::: Entries supplied

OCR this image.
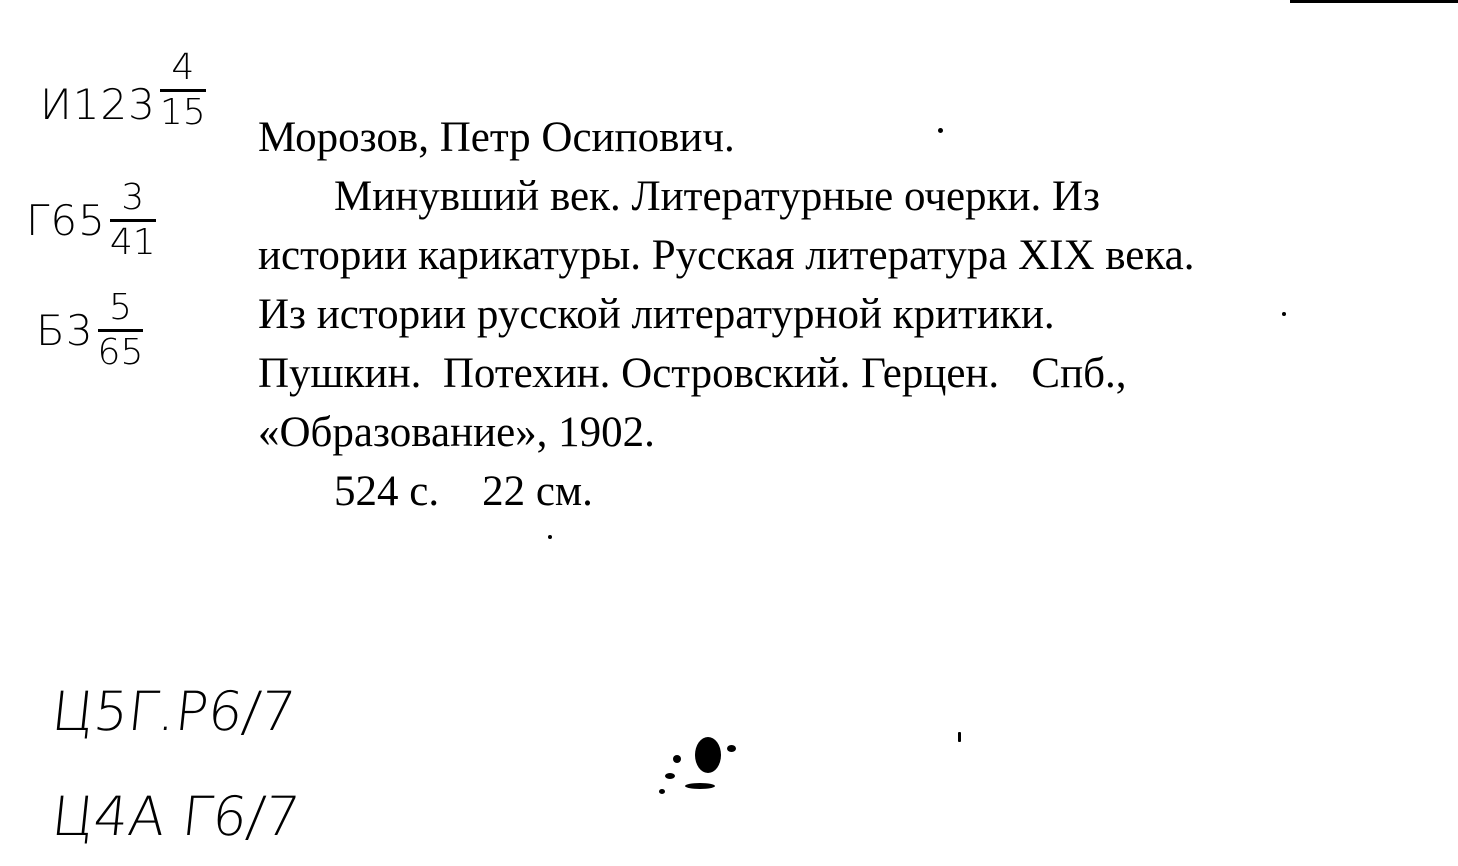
$И123 \frac{4}{15}$
$Г65 \frac{3}{41}$
$Б3 \frac{5}{65}$

Морозов, Петр Осипович.

Минувший век. Литературные очерки. Из

истории карикатуры. Русская литература XIX века.

Из истории русской литературной критики.

Пушкин.  Потехин. Островский. Герцен.   Спб.,

«Образование», 1902.

524 с.    22 см.

Ц5Г.Р6/7
Ц4А Г6/7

::::::

Copy out all the data exactly; skip the pictures.

● **Exercise solution**
OCR this image.
$И123 \frac{4}{15}$
$Г65 \frac{3}{41}$
$Б3 \frac{5}{65}$

Морозов, Петр Осипович.

Минувший век. Литературные очерки. Из

истории карикатуры. Русская литература XIX века.

Из истории русской литературной критики.

Пушкин.  Потехин. Островский. Герцен.   Спб.,

«Образование», 1902.

524 с.    22 см.

Ц5Г.Р6/7
Ц4А Г6/7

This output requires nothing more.